### Given data
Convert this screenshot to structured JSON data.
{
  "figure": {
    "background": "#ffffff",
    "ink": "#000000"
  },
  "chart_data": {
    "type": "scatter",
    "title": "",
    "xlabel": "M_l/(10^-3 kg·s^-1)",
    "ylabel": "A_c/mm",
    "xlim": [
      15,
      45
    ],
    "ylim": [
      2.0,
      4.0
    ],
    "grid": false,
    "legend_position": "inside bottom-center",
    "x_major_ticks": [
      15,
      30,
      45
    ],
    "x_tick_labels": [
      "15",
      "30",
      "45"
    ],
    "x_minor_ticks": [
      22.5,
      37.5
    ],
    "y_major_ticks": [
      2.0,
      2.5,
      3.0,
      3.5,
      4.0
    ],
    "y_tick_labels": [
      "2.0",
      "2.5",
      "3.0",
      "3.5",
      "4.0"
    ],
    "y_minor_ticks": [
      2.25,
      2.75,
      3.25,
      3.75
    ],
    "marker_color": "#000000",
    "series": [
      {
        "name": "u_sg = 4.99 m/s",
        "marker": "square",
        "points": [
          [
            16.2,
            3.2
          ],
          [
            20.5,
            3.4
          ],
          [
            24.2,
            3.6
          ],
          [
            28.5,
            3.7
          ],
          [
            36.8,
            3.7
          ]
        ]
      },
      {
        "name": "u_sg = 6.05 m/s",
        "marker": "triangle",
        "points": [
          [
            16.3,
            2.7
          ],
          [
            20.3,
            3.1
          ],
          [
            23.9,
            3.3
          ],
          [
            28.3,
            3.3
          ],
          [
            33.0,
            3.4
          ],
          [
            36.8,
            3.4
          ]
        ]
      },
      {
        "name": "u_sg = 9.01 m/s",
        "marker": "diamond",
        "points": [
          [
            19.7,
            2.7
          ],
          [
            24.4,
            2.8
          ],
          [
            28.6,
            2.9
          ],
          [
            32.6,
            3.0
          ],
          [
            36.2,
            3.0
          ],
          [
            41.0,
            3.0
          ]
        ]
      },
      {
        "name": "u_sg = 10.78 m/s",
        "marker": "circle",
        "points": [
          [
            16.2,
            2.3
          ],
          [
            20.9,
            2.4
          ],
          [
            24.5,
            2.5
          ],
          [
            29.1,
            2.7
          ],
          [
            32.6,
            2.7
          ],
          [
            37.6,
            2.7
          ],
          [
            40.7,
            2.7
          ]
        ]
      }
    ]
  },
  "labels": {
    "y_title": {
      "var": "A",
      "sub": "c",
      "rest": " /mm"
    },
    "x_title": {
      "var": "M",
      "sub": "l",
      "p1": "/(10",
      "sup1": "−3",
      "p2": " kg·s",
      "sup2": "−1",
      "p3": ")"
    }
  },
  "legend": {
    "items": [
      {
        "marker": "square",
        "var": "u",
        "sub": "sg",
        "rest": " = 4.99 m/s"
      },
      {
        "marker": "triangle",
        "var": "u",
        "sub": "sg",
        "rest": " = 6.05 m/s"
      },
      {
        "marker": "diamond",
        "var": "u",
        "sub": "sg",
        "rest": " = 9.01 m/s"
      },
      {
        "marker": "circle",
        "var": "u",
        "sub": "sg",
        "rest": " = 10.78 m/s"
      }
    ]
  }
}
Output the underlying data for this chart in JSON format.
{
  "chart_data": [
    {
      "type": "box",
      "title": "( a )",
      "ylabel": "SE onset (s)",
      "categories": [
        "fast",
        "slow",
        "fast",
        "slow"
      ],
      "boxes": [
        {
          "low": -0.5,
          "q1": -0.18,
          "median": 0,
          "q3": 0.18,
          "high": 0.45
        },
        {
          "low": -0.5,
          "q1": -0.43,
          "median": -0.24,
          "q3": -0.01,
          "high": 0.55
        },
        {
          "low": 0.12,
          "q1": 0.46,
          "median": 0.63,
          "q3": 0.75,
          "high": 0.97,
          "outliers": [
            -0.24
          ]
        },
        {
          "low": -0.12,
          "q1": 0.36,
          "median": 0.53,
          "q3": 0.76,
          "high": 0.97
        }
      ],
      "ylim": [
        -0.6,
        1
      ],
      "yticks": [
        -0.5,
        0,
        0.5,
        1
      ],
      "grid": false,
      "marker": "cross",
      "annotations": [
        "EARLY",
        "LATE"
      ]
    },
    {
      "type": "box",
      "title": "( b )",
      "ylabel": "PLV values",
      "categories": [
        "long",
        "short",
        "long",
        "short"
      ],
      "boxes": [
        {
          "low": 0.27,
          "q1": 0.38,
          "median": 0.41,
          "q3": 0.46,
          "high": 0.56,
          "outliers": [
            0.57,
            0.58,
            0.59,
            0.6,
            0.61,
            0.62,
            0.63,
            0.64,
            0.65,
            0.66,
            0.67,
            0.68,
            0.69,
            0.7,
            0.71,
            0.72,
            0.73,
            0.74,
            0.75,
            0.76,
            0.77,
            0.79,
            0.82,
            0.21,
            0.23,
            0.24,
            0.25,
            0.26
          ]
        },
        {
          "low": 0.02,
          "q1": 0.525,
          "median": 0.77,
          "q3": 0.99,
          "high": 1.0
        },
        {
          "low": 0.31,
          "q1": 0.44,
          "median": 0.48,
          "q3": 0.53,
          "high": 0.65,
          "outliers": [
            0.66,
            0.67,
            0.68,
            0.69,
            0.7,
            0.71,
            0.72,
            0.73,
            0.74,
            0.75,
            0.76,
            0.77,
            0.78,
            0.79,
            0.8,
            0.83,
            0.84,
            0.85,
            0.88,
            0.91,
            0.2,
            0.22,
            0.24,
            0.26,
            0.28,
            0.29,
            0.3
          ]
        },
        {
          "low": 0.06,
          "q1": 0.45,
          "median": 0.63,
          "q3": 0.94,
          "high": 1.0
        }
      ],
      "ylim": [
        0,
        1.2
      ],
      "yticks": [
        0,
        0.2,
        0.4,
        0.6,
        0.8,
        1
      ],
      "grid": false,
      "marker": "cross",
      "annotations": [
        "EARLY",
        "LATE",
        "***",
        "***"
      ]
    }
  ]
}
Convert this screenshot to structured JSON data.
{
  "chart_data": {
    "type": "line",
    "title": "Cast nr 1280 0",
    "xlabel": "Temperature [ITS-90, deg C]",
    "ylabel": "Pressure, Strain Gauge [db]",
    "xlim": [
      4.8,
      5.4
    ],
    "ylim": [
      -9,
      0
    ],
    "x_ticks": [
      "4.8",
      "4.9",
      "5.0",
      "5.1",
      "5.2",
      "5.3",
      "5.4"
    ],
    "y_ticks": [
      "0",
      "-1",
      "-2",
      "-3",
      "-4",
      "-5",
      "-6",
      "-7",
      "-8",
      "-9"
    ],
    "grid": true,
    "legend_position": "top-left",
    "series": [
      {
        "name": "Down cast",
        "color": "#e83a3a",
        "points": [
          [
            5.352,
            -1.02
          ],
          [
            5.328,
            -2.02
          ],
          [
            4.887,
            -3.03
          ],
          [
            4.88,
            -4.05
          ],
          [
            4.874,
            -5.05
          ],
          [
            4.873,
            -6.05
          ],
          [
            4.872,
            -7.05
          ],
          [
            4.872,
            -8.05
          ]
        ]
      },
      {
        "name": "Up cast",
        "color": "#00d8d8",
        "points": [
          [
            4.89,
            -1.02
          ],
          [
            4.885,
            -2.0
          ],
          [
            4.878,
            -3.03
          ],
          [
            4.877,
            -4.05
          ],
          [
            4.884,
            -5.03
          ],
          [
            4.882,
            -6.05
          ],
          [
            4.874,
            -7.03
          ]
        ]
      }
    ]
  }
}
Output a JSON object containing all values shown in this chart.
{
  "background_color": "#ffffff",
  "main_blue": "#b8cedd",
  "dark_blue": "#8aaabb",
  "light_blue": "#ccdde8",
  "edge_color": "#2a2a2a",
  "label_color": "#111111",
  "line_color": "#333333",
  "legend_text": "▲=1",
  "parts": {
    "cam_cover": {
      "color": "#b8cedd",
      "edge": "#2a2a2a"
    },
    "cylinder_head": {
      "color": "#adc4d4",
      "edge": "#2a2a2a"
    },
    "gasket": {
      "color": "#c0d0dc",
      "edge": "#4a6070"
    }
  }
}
######
Retype only the lines running from the line with "Output a JSON" to the end of the listing, including both of those lines.

Output a JSON object containing all values shown in this chart.
{
  "background_color": "#ffffff",
  "main_blue": "#b8cedd",
  "dark_blue": "#8aaabb",
  "light_blue": "#ccdde8",
  "edge_color": "#2a2a2a",
  "label_color": "#111111",
  "line_color": "#333333",
  "legend_text": "▲=1",
  "parts": {
    "cam_cover": {
      "color": "#b8cedd",
      "edge": "#2a2a2a"
    },
    "cylinder_head": {
      "color": "#adc4d4",
      "edge": "#2a2a2a"
    },
    "gasket": {
      "color": "#c0d0dc",
      "edge": "#4a6070"
    }
  }
}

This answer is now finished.